▶ **Exercise requirements**
Copy out lines with the word "type" from the material that follows.

▶ **Extracted entries**

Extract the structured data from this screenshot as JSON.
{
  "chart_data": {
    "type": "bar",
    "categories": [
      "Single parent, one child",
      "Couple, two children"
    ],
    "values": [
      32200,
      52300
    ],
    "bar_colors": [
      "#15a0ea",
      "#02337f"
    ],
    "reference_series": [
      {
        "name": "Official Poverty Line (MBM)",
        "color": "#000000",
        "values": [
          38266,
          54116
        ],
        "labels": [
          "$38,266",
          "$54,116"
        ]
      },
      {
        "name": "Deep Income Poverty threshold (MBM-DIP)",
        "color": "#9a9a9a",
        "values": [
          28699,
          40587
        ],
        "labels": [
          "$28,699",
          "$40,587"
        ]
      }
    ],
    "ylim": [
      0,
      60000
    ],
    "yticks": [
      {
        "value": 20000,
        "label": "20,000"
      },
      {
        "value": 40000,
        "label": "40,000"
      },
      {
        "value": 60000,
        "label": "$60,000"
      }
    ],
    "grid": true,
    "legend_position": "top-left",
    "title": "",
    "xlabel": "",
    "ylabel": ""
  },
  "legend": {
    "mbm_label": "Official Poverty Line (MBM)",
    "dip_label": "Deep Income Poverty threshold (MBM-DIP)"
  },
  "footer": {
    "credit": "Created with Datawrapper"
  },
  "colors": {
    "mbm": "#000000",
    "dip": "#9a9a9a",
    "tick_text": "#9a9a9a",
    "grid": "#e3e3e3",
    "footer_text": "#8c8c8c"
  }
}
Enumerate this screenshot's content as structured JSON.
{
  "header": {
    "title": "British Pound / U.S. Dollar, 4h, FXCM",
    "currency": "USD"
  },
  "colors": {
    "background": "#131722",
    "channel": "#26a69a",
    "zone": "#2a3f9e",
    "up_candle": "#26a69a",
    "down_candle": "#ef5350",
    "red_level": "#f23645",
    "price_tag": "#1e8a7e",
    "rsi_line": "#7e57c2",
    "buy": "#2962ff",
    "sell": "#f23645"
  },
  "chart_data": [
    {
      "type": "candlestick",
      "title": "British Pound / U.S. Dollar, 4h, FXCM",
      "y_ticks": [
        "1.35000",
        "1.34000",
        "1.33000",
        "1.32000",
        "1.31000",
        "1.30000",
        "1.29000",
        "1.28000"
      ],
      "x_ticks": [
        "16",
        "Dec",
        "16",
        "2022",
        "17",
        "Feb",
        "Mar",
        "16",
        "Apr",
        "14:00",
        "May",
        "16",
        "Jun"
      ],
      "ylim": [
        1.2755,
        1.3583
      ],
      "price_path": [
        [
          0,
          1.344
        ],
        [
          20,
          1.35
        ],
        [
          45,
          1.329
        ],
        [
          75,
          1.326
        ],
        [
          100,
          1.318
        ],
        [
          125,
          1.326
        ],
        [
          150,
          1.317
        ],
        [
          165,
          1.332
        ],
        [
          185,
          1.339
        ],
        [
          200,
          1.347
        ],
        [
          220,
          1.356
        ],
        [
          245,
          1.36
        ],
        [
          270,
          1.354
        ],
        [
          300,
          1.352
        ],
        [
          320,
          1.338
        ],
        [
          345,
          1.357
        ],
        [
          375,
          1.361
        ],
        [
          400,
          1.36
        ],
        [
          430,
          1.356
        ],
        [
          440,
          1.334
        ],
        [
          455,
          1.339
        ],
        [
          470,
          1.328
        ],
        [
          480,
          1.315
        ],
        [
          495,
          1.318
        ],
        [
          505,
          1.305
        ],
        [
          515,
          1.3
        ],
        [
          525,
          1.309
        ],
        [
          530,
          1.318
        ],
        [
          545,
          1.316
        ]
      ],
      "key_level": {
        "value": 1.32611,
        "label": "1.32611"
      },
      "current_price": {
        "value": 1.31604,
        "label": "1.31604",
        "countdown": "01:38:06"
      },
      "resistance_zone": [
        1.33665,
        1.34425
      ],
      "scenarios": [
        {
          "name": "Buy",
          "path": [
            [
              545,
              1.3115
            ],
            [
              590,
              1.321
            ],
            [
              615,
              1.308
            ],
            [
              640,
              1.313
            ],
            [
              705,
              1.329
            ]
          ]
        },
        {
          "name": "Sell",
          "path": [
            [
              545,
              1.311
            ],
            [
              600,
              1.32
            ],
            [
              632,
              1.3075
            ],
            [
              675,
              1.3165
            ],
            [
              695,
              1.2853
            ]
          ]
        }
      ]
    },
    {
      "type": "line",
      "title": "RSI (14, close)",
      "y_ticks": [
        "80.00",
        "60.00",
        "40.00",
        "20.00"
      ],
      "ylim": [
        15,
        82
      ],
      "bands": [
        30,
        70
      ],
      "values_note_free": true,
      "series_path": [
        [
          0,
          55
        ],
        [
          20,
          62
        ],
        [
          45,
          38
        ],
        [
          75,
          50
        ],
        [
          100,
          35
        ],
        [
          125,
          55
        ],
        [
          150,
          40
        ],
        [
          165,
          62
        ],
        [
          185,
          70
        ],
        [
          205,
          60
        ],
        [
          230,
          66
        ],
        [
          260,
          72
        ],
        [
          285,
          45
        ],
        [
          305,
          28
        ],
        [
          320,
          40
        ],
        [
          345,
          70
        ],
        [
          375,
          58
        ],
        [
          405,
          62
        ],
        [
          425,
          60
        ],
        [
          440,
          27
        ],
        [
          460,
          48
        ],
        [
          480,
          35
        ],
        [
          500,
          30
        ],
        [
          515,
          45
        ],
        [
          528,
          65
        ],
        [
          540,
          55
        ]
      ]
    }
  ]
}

▶ **Exercise response**
    "type": "bar",
      "type": "candlestick",
      "type": "line",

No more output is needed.